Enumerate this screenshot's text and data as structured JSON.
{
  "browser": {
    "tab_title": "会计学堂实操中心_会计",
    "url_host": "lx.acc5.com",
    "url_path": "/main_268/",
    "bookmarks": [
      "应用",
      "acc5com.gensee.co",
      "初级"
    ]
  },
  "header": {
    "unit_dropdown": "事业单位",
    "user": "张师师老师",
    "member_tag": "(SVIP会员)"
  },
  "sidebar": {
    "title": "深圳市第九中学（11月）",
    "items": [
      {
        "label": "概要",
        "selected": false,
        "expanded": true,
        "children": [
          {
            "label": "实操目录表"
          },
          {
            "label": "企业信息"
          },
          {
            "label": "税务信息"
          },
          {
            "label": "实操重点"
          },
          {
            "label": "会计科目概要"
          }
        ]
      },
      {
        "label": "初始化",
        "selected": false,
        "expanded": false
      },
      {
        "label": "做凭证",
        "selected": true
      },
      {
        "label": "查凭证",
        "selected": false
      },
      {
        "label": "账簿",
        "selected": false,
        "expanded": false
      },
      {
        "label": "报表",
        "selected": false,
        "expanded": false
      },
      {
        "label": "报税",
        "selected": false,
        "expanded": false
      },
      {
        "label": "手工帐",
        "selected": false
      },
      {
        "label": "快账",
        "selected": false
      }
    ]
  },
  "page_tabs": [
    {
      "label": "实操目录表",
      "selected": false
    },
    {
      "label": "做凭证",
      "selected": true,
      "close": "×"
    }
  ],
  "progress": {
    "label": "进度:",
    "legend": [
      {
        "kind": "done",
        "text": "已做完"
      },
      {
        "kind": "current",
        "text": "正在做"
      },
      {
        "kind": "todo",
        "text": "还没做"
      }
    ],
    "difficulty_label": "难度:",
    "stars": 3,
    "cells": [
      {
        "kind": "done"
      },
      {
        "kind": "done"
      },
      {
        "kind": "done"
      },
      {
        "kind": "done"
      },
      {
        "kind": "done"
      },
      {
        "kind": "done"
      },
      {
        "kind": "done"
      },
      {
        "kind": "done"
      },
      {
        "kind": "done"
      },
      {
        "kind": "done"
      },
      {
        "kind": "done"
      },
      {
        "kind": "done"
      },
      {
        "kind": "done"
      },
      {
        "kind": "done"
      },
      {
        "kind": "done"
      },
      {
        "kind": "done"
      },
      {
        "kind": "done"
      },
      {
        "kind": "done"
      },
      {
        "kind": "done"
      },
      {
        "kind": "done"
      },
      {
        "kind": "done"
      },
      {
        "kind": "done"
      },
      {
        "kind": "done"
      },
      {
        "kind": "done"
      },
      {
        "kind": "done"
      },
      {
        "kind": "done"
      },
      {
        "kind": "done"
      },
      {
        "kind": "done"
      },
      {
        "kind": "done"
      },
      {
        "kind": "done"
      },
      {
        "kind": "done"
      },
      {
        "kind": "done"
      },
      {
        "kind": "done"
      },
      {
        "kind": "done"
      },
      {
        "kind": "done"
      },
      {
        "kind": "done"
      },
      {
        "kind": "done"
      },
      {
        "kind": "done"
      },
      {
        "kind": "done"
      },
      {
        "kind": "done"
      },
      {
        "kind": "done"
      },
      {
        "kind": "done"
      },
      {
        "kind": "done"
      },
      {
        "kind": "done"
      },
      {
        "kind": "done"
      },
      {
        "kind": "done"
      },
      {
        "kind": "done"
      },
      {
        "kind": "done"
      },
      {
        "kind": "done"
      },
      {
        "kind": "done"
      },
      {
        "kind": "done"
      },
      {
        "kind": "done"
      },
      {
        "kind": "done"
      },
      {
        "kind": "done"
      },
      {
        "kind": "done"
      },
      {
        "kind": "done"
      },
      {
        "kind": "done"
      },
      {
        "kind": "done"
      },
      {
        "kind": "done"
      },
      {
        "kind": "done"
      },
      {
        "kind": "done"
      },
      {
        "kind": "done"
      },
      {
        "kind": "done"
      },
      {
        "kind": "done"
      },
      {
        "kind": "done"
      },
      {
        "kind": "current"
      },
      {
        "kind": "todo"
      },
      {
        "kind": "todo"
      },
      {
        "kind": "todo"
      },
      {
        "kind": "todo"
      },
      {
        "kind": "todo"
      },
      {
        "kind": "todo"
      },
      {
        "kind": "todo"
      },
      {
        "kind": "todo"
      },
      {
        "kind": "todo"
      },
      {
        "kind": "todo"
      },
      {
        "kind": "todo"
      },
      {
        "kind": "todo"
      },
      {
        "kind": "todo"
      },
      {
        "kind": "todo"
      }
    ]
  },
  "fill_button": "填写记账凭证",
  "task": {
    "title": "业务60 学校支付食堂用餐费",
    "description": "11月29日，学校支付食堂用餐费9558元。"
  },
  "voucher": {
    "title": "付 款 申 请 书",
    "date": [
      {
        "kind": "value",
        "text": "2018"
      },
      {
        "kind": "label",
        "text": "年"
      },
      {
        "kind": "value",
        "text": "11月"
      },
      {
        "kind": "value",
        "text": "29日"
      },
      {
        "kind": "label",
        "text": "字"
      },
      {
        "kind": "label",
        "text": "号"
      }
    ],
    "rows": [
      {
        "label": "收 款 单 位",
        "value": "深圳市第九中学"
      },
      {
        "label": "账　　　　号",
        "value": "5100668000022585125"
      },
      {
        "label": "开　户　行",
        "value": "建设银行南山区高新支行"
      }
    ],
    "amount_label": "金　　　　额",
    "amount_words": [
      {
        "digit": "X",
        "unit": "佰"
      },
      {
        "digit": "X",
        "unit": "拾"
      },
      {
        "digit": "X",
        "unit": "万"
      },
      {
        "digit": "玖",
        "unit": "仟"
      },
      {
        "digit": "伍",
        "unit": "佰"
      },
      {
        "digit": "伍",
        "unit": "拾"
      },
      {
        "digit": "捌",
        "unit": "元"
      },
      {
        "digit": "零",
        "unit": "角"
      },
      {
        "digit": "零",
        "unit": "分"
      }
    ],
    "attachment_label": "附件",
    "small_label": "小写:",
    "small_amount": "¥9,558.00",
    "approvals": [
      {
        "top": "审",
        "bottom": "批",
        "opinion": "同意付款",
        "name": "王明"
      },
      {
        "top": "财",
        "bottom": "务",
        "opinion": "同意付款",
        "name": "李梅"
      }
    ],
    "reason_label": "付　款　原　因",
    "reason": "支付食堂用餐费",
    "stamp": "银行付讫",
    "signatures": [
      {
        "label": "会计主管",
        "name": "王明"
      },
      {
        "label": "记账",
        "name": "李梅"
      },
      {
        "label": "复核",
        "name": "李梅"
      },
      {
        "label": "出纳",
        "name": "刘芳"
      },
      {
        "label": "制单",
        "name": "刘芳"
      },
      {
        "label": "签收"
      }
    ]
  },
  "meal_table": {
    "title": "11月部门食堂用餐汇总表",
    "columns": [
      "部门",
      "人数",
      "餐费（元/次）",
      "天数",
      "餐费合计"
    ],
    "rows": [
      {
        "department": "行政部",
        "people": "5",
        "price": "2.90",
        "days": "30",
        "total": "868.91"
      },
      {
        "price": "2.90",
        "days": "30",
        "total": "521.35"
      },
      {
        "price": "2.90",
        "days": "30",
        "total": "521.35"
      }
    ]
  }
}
*-*-*
◆ REQUIRED WORK ◆
Of the lines in this data, how many contain "text"? Reply with only the number.

◆ SOLUTION ◆
10